**Dataset content**
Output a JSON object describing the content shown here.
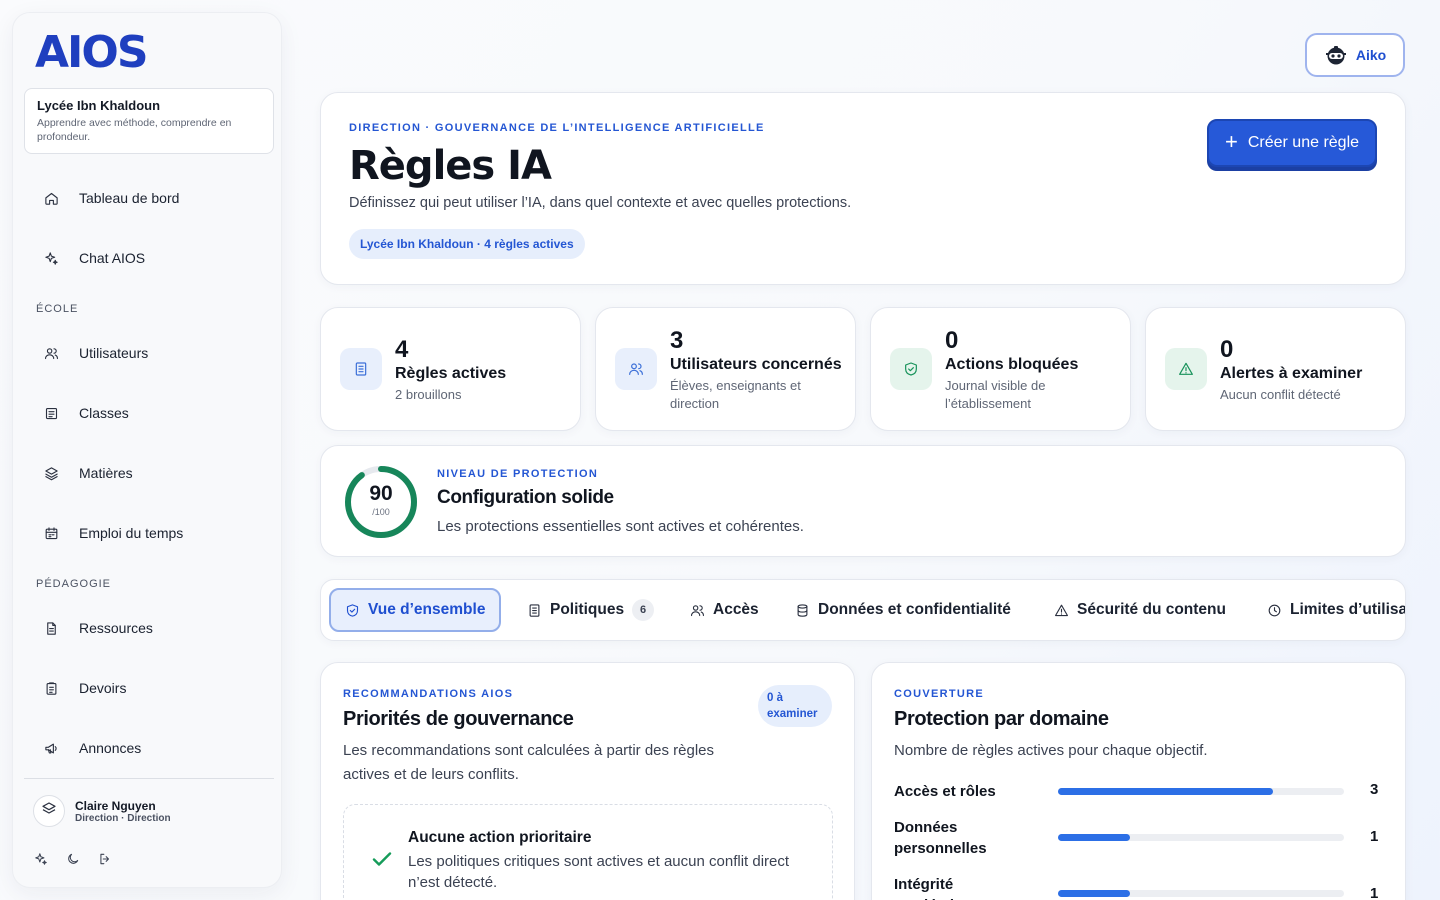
{
  "app": {
    "logo": "AIOS"
  },
  "school": {
    "name": "Lycée Ibn Khaldoun",
    "motto": "Apprendre avec méthode, comprendre en profondeur."
  },
  "sidebar": {
    "items": [
      {
        "label": "Tableau de bord",
        "icon": "home-icon"
      },
      {
        "label": "Chat AIOS",
        "icon": "sparkles-icon"
      }
    ],
    "section_ecole": "ÉCOLE",
    "ecole_items": [
      {
        "label": "Utilisateurs",
        "icon": "users-icon"
      },
      {
        "label": "Classes",
        "icon": "classes-icon"
      },
      {
        "label": "Matières",
        "icon": "layers-icon"
      },
      {
        "label": "Emploi du temps",
        "icon": "calendar-icon"
      }
    ],
    "section_pedagogie": "PÉDAGOGIE",
    "pedagogie_items": [
      {
        "label": "Ressources",
        "icon": "file-icon"
      },
      {
        "label": "Devoirs",
        "icon": "clipboard-icon"
      },
      {
        "label": "Annonces",
        "icon": "megaphone-icon"
      }
    ]
  },
  "user": {
    "name": "Claire Nguyen",
    "role": "Direction · Direction"
  },
  "top_user_chip": {
    "label": "Aiko"
  },
  "hero": {
    "eyebrow": "DIRECTION · GOUVERNANCE DE L’INTELLIGENCE ARTIFICIELLE",
    "title": "Règles IA",
    "description": "Définissez qui peut utiliser l’IA, dans quel contexte et avec quelles protections.",
    "pill": "Lycée Ibn Khaldoun · 4 règles actives",
    "create_button": "Créer une règle"
  },
  "stats": [
    {
      "value": "4",
      "label": "Règles actives",
      "sub": "2 brouillons",
      "icon": "document-icon",
      "color": "#3b6fd8",
      "bg": "#e8effc"
    },
    {
      "value": "3",
      "label": "Utilisateurs concernés",
      "sub": "Élèves, enseignants et direction",
      "icon": "users-icon",
      "color": "#3b6fd8",
      "bg": "#e8effc"
    },
    {
      "value": "0",
      "label": "Actions bloquées",
      "sub": "Journal visible de l’établissement",
      "icon": "shield-check-icon",
      "color": "#17925a",
      "bg": "#e5f4ec"
    },
    {
      "value": "0",
      "label": "Alertes à examiner",
      "sub": "Aucun conflit détecté",
      "icon": "warning-icon",
      "color": "#17925a",
      "bg": "#e5f4ec"
    }
  ],
  "protection": {
    "score": "90",
    "max": "/100",
    "score_fraction": 0.9,
    "eyebrow": "NIVEAU DE PROTECTION",
    "title": "Configuration solide",
    "subtitle": "Les protections essentielles sont actives et cohérentes.",
    "color": "#17865a"
  },
  "tabs": [
    {
      "label": "Vue d’ensemble",
      "icon": "shield-icon",
      "active": true
    },
    {
      "label": "Politiques",
      "icon": "document-icon",
      "badge": "6"
    },
    {
      "label": "Accès",
      "icon": "users-icon"
    },
    {
      "label": "Données et confidentialité",
      "icon": "database-icon"
    },
    {
      "label": "Sécurité du contenu",
      "icon": "warning-icon"
    },
    {
      "label": "Limites d’utilisa",
      "icon": "clock-icon"
    }
  ],
  "recommendations": {
    "eyebrow": "RECOMMANDATIONS AIOS",
    "title": "Priorités de gouvernance",
    "subtitle": "Les recommandations sont calculées à partir des règles actives et de leurs conflits.",
    "pill": "0 à examiner",
    "empty_title": "Aucune action prioritaire",
    "empty_sub": "Les politiques critiques sont actives et aucun conflit direct n’est détecté."
  },
  "coverage": {
    "eyebrow": "COUVERTURE",
    "title": "Protection par domaine",
    "subtitle": "Nombre de règles actives pour chaque objectif.",
    "rows": [
      {
        "label": "Accès et rôles",
        "value": "3",
        "fraction": 0.75
      },
      {
        "label": "Données personnelles",
        "value": "1",
        "fraction": 0.25
      },
      {
        "label": "Intégrité académique",
        "value": "1",
        "fraction": 0.25
      }
    ],
    "bar_color": "#2c6fe6"
  }
}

**Given task**
Identify the lines above that contain the word "Utilisateurs", then copy them.

**Full solution**
        "label": "Utilisateurs",
      "label": "Utilisateurs concernés",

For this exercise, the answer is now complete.